Objective> All lines in the data bearing the string "Mayús" should be identified and copied.

Data supplied>

---+---

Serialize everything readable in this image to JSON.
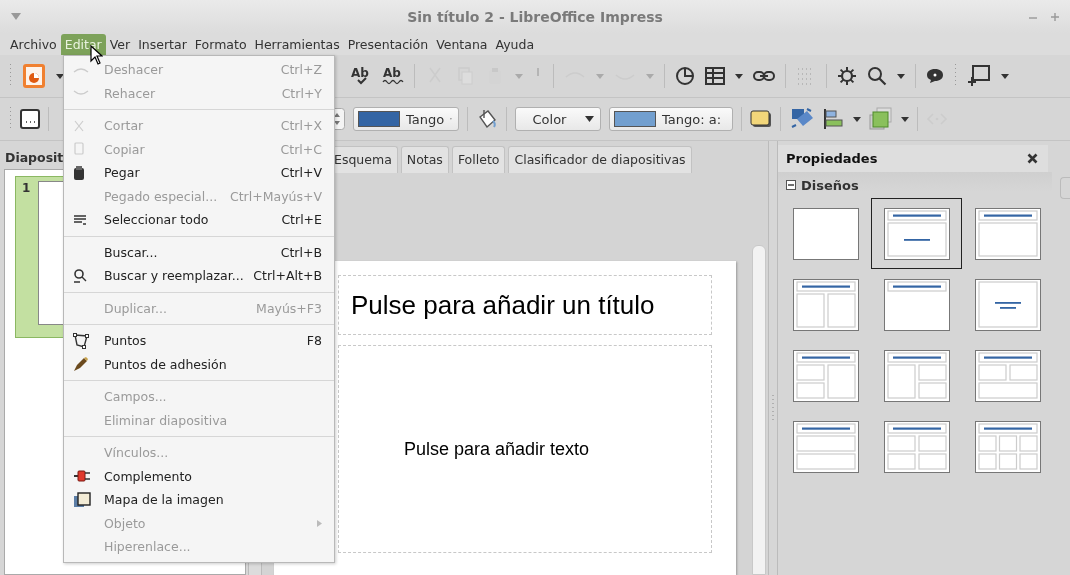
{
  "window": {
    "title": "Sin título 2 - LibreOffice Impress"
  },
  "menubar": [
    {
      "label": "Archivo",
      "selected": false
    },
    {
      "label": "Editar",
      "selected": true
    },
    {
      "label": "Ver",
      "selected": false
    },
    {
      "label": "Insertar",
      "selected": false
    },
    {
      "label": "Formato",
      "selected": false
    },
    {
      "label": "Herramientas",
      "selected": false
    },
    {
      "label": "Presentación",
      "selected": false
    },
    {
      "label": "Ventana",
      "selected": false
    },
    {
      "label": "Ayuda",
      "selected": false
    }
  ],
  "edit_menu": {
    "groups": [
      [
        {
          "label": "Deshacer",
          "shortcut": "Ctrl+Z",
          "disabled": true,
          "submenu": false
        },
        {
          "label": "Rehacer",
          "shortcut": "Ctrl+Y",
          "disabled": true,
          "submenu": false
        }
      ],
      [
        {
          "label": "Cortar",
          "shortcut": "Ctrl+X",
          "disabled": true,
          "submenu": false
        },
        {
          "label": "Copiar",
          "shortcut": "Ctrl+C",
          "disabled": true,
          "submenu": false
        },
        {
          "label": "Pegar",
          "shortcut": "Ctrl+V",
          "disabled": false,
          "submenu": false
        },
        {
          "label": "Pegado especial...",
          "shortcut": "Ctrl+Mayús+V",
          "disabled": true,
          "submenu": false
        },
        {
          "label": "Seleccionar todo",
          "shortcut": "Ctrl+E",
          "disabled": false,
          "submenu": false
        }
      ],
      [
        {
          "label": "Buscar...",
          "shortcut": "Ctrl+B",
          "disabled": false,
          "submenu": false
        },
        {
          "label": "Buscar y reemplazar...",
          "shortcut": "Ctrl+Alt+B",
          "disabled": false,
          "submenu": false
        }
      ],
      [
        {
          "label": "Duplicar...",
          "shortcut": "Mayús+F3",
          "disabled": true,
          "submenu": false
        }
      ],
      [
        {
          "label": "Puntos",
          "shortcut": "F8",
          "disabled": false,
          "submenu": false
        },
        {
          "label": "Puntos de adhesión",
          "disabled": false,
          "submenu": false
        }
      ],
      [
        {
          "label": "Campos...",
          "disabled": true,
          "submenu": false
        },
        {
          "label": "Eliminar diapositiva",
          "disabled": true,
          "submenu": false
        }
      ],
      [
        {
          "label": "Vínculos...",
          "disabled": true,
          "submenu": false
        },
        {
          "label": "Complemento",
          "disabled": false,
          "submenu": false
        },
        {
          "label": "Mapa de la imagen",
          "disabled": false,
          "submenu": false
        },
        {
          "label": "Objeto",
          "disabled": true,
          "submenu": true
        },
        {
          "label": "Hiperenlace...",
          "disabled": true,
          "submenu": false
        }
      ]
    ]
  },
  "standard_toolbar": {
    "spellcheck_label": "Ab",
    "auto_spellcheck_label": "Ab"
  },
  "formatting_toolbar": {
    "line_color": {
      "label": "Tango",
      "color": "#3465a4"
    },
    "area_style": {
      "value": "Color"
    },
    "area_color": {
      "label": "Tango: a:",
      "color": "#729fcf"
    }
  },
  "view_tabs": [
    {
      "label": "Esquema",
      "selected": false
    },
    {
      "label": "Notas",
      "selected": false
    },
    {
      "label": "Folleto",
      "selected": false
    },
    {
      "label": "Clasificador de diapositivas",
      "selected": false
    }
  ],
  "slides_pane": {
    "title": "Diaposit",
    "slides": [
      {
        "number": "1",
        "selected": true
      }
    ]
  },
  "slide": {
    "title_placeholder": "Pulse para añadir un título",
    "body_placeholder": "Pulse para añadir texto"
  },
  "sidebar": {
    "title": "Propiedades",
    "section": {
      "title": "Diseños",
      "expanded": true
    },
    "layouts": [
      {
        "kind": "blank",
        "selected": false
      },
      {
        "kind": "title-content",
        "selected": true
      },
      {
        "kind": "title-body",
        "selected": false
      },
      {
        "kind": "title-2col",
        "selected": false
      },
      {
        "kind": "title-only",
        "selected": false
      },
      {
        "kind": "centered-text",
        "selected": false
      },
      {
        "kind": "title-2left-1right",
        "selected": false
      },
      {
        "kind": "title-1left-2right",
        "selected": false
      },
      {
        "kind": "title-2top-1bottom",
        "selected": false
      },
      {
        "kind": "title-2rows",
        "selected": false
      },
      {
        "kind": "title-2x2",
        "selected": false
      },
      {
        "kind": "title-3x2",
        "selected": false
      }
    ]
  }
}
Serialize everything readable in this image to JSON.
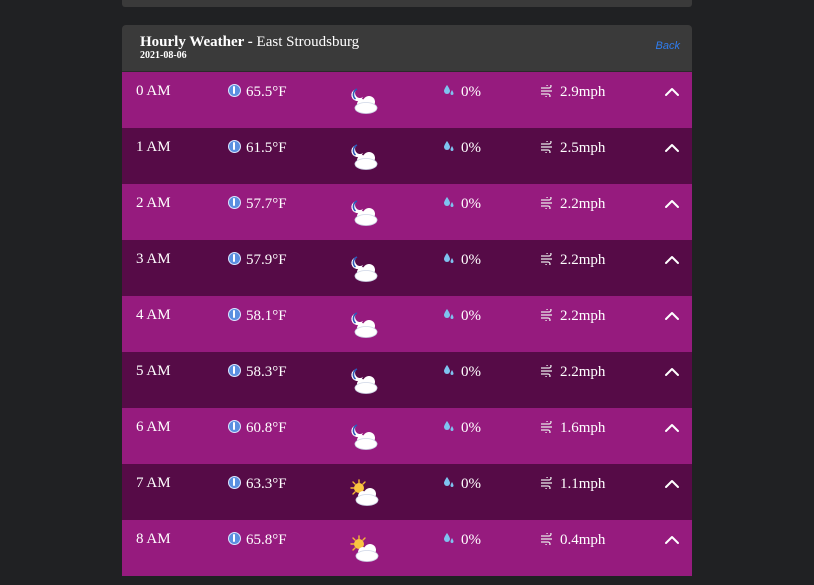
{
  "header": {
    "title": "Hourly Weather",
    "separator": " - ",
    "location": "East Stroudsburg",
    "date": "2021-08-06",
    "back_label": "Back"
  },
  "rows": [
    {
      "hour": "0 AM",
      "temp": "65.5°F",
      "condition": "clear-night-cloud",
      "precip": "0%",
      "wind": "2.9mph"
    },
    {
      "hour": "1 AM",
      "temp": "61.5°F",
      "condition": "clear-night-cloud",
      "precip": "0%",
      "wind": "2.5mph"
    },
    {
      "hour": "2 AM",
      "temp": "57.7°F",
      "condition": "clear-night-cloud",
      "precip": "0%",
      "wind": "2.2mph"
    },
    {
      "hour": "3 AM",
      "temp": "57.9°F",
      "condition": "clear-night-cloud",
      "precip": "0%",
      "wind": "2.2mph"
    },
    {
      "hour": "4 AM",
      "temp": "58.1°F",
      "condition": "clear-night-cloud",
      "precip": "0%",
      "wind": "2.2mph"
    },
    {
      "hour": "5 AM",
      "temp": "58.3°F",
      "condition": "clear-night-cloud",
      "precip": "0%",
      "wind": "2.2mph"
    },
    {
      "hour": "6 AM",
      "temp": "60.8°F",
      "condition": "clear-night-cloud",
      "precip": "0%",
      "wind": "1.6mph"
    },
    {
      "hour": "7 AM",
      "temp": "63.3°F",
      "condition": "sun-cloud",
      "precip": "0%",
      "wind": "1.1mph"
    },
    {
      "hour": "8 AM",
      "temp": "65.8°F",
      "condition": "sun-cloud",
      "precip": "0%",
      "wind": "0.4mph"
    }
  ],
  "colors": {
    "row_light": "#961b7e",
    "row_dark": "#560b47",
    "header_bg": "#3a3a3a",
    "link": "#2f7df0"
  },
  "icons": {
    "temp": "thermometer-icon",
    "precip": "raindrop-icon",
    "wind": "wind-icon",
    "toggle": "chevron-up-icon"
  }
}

---+---

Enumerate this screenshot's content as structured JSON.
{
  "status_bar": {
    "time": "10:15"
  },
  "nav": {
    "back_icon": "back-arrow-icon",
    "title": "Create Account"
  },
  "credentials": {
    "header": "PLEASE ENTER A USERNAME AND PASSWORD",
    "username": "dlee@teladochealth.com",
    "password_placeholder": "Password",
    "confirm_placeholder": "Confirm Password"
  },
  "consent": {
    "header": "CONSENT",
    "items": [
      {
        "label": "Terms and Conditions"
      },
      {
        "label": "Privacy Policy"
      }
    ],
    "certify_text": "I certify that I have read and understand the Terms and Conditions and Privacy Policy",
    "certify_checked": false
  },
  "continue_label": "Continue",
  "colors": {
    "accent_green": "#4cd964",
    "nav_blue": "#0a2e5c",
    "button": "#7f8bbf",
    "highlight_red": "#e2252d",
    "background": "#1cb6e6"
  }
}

---+---

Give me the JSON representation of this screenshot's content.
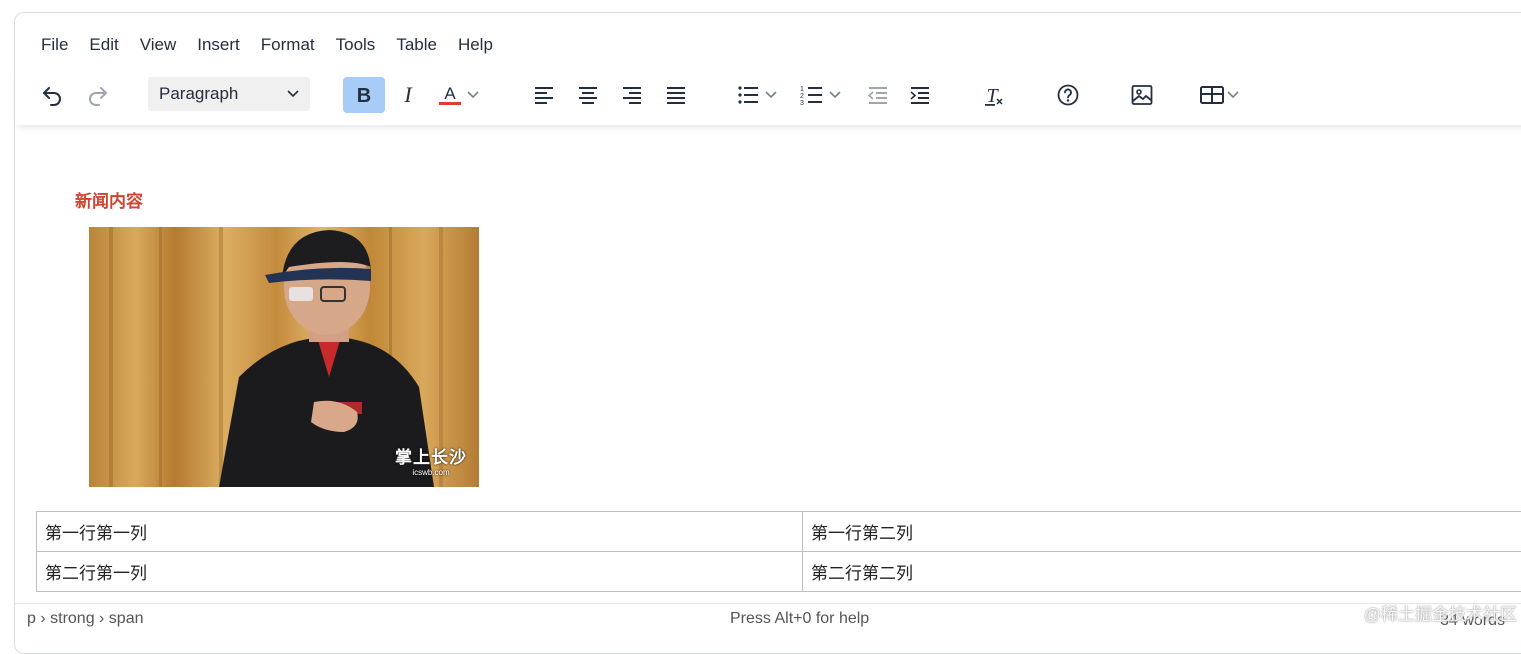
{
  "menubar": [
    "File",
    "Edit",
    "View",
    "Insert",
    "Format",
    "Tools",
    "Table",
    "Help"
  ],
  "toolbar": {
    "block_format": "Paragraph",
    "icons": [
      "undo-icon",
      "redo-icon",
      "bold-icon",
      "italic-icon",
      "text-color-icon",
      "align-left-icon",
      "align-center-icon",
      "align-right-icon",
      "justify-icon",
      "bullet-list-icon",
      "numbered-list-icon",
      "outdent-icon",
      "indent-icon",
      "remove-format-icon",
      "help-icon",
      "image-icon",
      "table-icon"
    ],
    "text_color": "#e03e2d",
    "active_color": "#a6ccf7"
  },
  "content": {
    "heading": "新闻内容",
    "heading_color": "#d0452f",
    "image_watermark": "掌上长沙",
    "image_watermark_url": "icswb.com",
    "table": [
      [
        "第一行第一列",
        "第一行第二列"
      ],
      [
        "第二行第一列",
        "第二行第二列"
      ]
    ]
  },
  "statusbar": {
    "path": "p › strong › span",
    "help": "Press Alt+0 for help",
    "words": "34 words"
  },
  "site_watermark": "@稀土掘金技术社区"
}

---+---

Problem solution>
          "shortcut": "Ctrl+Mayús+V",
          "shortcut": "Mayús+F3",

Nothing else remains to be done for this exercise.